_Raw records:_
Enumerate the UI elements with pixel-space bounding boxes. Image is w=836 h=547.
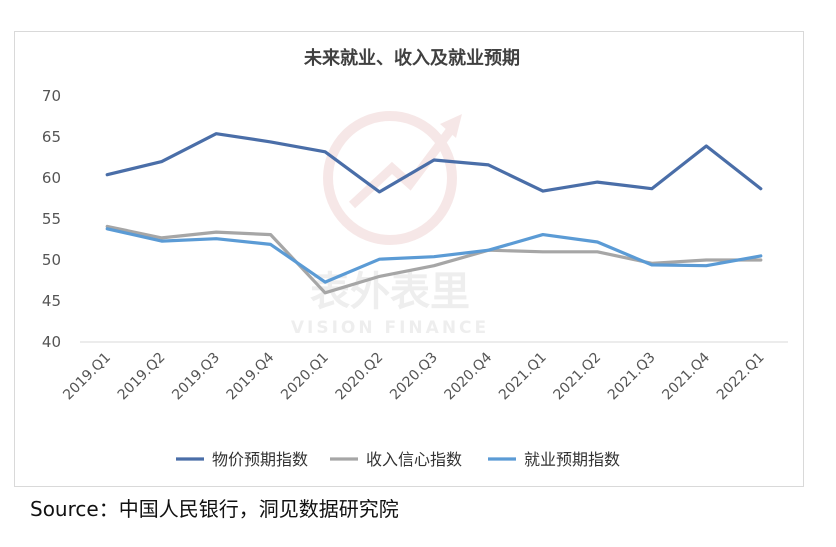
y-tick-label: 50: [42, 251, 61, 269]
legend: 物价预期指数 收入信心指数 就业预期指数: [176, 450, 620, 469]
x-tick-label: 2021.Q2: [550, 350, 604, 404]
x-tick-label: 2020.Q2: [333, 350, 387, 404]
y-tick-label: 60: [42, 169, 61, 187]
x-tick-label: 2019.Q3: [169, 350, 223, 404]
source-note: Source：中国人民银行，洞见数据研究院: [30, 497, 399, 521]
y-tick-label: 45: [42, 292, 61, 310]
x-tick-label: 2021.Q1: [496, 350, 550, 404]
x-tick-label: 2019.Q4: [224, 349, 278, 403]
series-line-1: [105, 132, 763, 194]
series-lines: [105, 132, 763, 295]
y-tick-label: 70: [42, 87, 61, 105]
y-tick-label: 55: [42, 210, 61, 228]
legend-label-3: 就业预期指数: [524, 450, 620, 469]
x-tick-label: 2019.Q1: [60, 350, 114, 404]
x-tick-label: 2021.Q4: [659, 349, 713, 403]
y-tick-label: 65: [42, 128, 61, 146]
series-line-3: [105, 227, 763, 284]
y-tick-label: 40: [42, 333, 61, 351]
watermark-brand-en: VISION FINANCE: [291, 318, 489, 338]
x-tick-label: 2019.Q2: [115, 350, 169, 404]
chart-title: 未来就业、收入及就业预期: [304, 47, 520, 69]
legend-label-1: 物价预期指数: [212, 450, 308, 469]
y-axis: 40 45 50 55 60 65 70: [42, 87, 61, 351]
x-tick-label: 2022.Q1: [714, 350, 768, 404]
watermark-logo: 表外表里 VISION FINANCE: [291, 111, 489, 338]
watermark-ring: [323, 111, 457, 245]
legend-label-2: 收入信心指数: [366, 450, 462, 469]
x-tick-label: 2020.Q4: [442, 349, 496, 403]
x-tick-label: 2020.Q3: [387, 350, 441, 404]
watermark-arrowhead: [440, 114, 462, 138]
x-axis: 2019.Q1 2019.Q2 2019.Q3 2019.Q4 2020.Q1 2020.…: [60, 349, 767, 403]
x-tick-label: 2021.Q3: [605, 350, 659, 404]
x-tick-label: 2020.Q1: [278, 350, 332, 404]
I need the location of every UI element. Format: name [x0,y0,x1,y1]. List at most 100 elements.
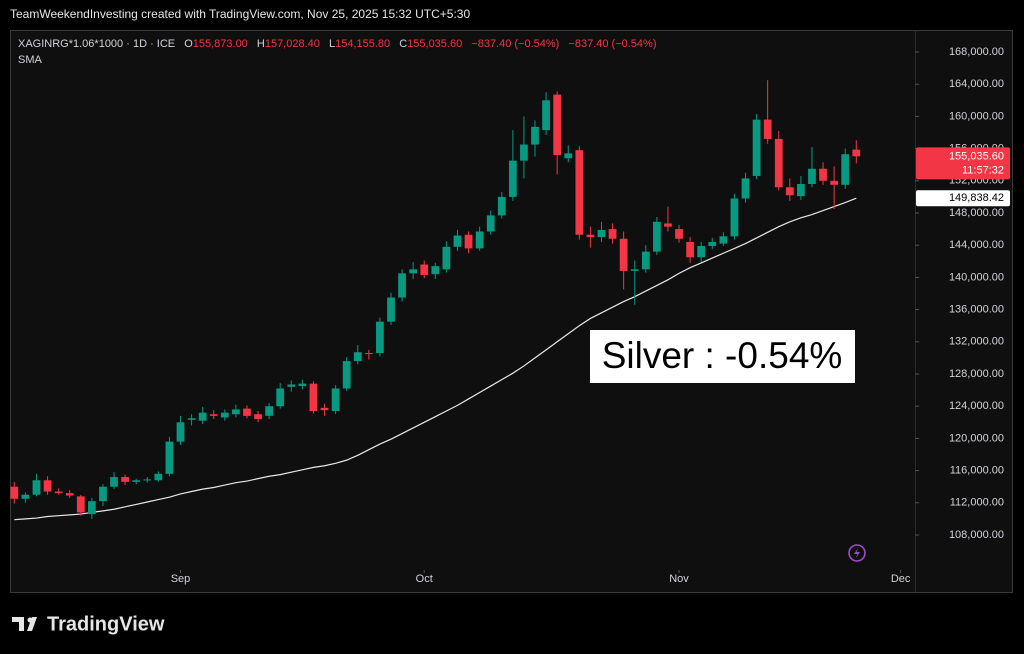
symbol: XAGINRG*1.06*1000 · 1D · ICE [18,38,175,50]
o-key: O [184,38,193,50]
logo: TradingView [12,613,165,635]
candle-body [741,178,750,199]
candle-body [398,273,406,298]
y-tick-label: 168,000.00 [949,46,1004,58]
y-tick-label: 112,000.00 [950,497,1004,509]
candle-body [608,229,617,239]
logo-text: TradingView [47,613,165,635]
candle-body [198,412,207,421]
candle-body [852,149,861,157]
x-tick-label: Dec [891,573,911,585]
l-key: L [329,38,335,50]
h-key: H [257,38,265,50]
candle-body [453,235,462,247]
candle-body [364,353,373,355]
change: −837.40 (−0.54%) [471,38,559,50]
sma-price-label: 149,838.42 [949,192,1004,204]
candle-body [442,246,451,270]
candle-body [619,238,628,271]
candle-body [309,383,318,412]
candle-body [243,408,251,416]
candle-body [132,480,141,482]
candle-body [87,501,96,515]
candle-body [353,352,362,362]
candle-body [431,266,440,275]
credit: TeamWeekendInvesting created with Tradin… [10,7,470,21]
candle-body [76,496,85,513]
y-tick-label: 164,000.00 [949,78,1004,90]
y-tick-label: 148,000.00 [949,207,1004,219]
candle-body [630,269,639,271]
candle-body [785,187,794,196]
candle-body [575,150,584,235]
c-value: 155,035.60 [407,38,462,50]
candle-body [99,486,107,502]
candle-body [387,297,395,322]
plot: 108,000.00 112,000.00 116,000.00 120,000.00… [10,46,1010,585]
x-tick-label: Oct [416,573,433,585]
candle-body [497,196,506,216]
candle-body [808,168,816,185]
lightning-icon [848,544,866,562]
annotation-box: Silver : -0.54% [590,330,855,383]
chart-panel [10,30,1013,593]
last-price-label: 155,035.60 [949,150,1004,162]
candle-body [542,100,550,131]
candle-body [730,198,739,237]
y-tick-label: 108,000.00 [949,529,1004,541]
candle-body [110,477,118,487]
candle-body [276,388,285,407]
candle-body [265,406,274,416]
y-tick-label: 136,000.00 [949,303,1004,315]
candle-body [664,223,672,227]
candle-body [342,361,351,389]
candle-body [165,441,174,474]
annotation: Silver : -0.54% [602,335,843,376]
candle-body [331,388,340,412]
candle-body [409,269,418,274]
candle-body [763,119,772,139]
candle-body [708,241,717,246]
candle-body [830,180,839,185]
candle-body [43,480,52,492]
x-tick-label: Sep [171,573,191,585]
change-percent: −837.40 (−0.54%) [568,38,656,50]
y-tick-label: 144,000.00 [949,239,1004,251]
sma-price-box [916,190,1010,207]
o-value: 155,873.00 [193,38,248,50]
candle-body [10,486,19,499]
y-tick-label: 116,000.00 [950,464,1004,476]
candle-body [154,473,163,481]
candle-body [597,229,606,238]
candle-body [641,251,650,270]
candle-body [486,215,495,232]
sma-line [14,197,857,521]
candle-body [32,480,41,495]
candle-body [376,321,384,354]
y-tick-label: 128,000.00 [949,368,1004,380]
candle-body [176,422,185,442]
h-value: 157,028.40 [265,38,320,50]
y-tick-label: 160,000.00 [949,110,1004,122]
candle-body [564,153,573,159]
candle-body [287,384,296,387]
sma-legend: SMA [18,54,43,66]
candle-body [797,184,805,197]
candle-body [508,160,517,197]
legend: XAGINRG*1.06*1000 · 1D · ICE O155,873.00… [18,38,657,50]
candle-body [520,144,528,161]
y-tick-label: 120,000.00 [949,432,1004,444]
candle-body [298,383,307,387]
candle-body [187,418,196,420]
candle-body [774,138,783,188]
candle-body [697,245,706,258]
candle-body [254,414,262,420]
last-price-box [916,147,1010,180]
y-tick-label: 132,000.00 [949,336,1004,348]
countdown: 11:57:32 [962,164,1004,176]
c-key: C [399,38,407,50]
candle-body [320,407,329,411]
candle-body [464,234,473,249]
candle-body [420,264,429,275]
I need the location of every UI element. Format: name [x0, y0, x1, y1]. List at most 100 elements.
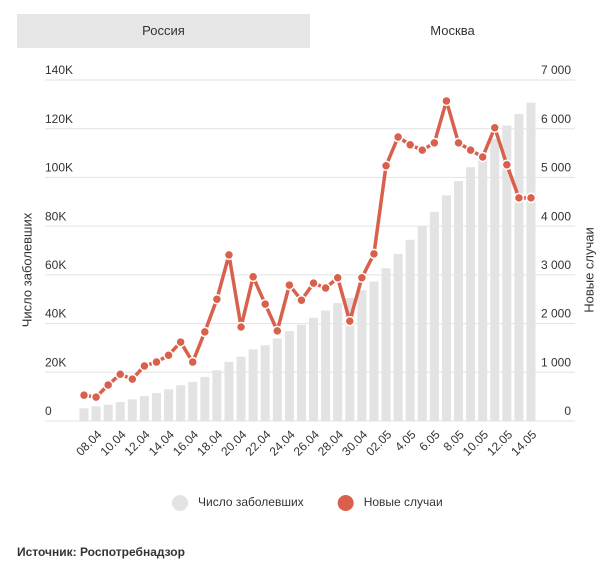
- bar: [272, 338, 282, 421]
- bar: [260, 345, 270, 421]
- x-tick-label: 14.04: [146, 427, 177, 458]
- line-point: [368, 248, 380, 260]
- line-point: [501, 159, 513, 171]
- bar: [236, 356, 246, 421]
- line-point: [465, 144, 476, 156]
- line-point: [308, 277, 319, 289]
- line-point: [356, 272, 368, 284]
- y2-tick-label: 4 000: [541, 209, 571, 223]
- legend-swatch: [337, 495, 354, 511]
- bar: [91, 406, 101, 421]
- line-point: [513, 192, 525, 204]
- y2-tick-label: 2 000: [541, 307, 571, 321]
- y-tick-label: 0: [45, 404, 52, 418]
- bar: [333, 303, 343, 421]
- x-tick-label: 14.05: [508, 427, 539, 458]
- bar: [502, 125, 512, 422]
- x-tick-label: 12.05: [484, 427, 515, 458]
- bar: [200, 376, 210, 421]
- line-point: [90, 391, 102, 403]
- bar: [79, 408, 89, 421]
- bar: [248, 349, 258, 421]
- x-tick-label: 12.04: [122, 427, 153, 458]
- line-point: [272, 325, 283, 337]
- y-axis-title: Число заболевших: [19, 212, 34, 327]
- bar: [466, 167, 476, 421]
- y-tick-label: 40K: [45, 307, 66, 321]
- bar: [224, 361, 234, 421]
- y2-tick-label: 3 000: [541, 258, 571, 272]
- y-tick-label: 60K: [45, 258, 66, 272]
- x-tick-label: 02.05: [363, 427, 394, 458]
- line-point: [429, 137, 440, 149]
- legend-label: Новые случаи: [364, 495, 443, 509]
- line-point: [392, 131, 404, 143]
- y-tick-label: 80K: [45, 209, 66, 223]
- bar: [127, 399, 137, 421]
- bar: [188, 381, 198, 421]
- y-tick-label: 120K: [45, 112, 73, 126]
- x-tick-label: 18.04: [194, 427, 225, 458]
- line-point: [114, 368, 126, 380]
- line-point: [139, 360, 150, 372]
- line-point: [489, 122, 501, 133]
- tab[interactable]: Россия: [17, 14, 310, 48]
- x-tick-label: 10.05: [460, 427, 491, 458]
- y-tick-label: 140K: [45, 63, 73, 77]
- tab-active[interactable]: Москва: [310, 14, 595, 48]
- line-point: [223, 249, 235, 261]
- bar: [357, 290, 367, 421]
- source: Источник: Роспотребнадзор: [17, 545, 185, 559]
- x-tick-label: 30.04: [339, 427, 370, 458]
- bar: [381, 268, 391, 421]
- line-point: [163, 349, 174, 361]
- line-point: [102, 379, 114, 391]
- line-point: [151, 356, 162, 368]
- bar: [478, 153, 488, 422]
- line-point: [417, 144, 428, 156]
- line-point: [78, 389, 90, 401]
- x-tick-label: 6.05: [416, 427, 443, 454]
- bar: [321, 310, 331, 421]
- bar: [309, 317, 319, 421]
- line-point: [344, 315, 356, 327]
- line-point: [127, 373, 138, 385]
- line-point: [259, 298, 271, 310]
- bar: [151, 392, 161, 421]
- line-point: [199, 326, 211, 338]
- line-point: [284, 279, 295, 291]
- y2-tick-label: 5 000: [541, 161, 571, 175]
- bar: [212, 370, 222, 421]
- line-point: [247, 271, 259, 283]
- line-point: [332, 272, 343, 284]
- x-tick-label: 28.04: [315, 427, 346, 458]
- y2-tick-label: 6 000: [541, 112, 571, 126]
- line: [83, 99, 531, 399]
- line-point: [211, 293, 223, 305]
- y-tick-label: 20K: [45, 355, 66, 369]
- legend-swatch: [172, 495, 188, 511]
- bar: [115, 402, 125, 421]
- x-tick-label: 22.04: [242, 427, 273, 458]
- bar: [296, 324, 306, 421]
- bar: [164, 389, 174, 421]
- x-tick-label: 26.04: [291, 427, 322, 458]
- line-point: [320, 282, 331, 294]
- y2-axis-title: Новые случаи: [581, 227, 596, 313]
- bar: [345, 297, 355, 421]
- bar: [284, 331, 294, 421]
- y2-tick-label: 7 000: [541, 63, 571, 77]
- bar: [139, 396, 149, 421]
- line-point: [187, 356, 198, 368]
- bar: [405, 239, 415, 421]
- bar: [441, 195, 451, 421]
- y2-tick-label: 0: [564, 404, 571, 418]
- line-point: [380, 160, 392, 171]
- bar: [514, 114, 524, 421]
- line-point: [441, 95, 452, 107]
- bar: [417, 225, 427, 421]
- bar: [369, 281, 379, 421]
- x-tick-label: 20.04: [218, 427, 249, 458]
- x-tick-label: 08.04: [73, 427, 104, 458]
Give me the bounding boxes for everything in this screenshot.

_Exercise brief:_ Output the listing lines above as a Markdown table with the columns Row and Line. Begin at the line that has "symbol: XAGINRG*1.06*1000 ·", stop after the line that has "candle-body [442,246,451,270]", number each row, and omit blank lines.

_Answer for this exercise:_
| Row | Line |
|---|---|
| 1 | symbol: XAGINRG*1.06*1000 · 1D · ICE [18,38,175,50] |
| 2 | o-key: O [184,38,193,50] |
| 3 | logo: TradingView [12,613,165,635] |
| 4 | candle-body [741,178,750,199] |
| 5 | candle-body [398,273,406,298] |
| 6 | y-tick-label: 168,000.00 [949,46,1004,58] |
| 7 | y-tick-label: 112,000.00 [950,497,1004,509] |
| 8 | candle-body [608,229,617,239] |
| 9 | logo-text: TradingView [47,613,165,635] |
| 10 | candle-body [198,412,207,421] |
| 11 | candle-body [852,149,861,157] |
| 12 | x-tick-label: Dec [891,573,911,585] |
| 13 | l-key: L [329,38,335,50] |
| 14 | h-key: H [257,38,265,50] |
| 15 | candle-body [453,235,462,247] |
| 16 | candle-body [364,353,373,355] |
| 17 | change: −837.40 (−0.54%) [471,38,559,50] |
| 18 | sma-price-label: 149,838.42 [949,192,1004,204] |
| 19 | candle-body [442,246,451,270] |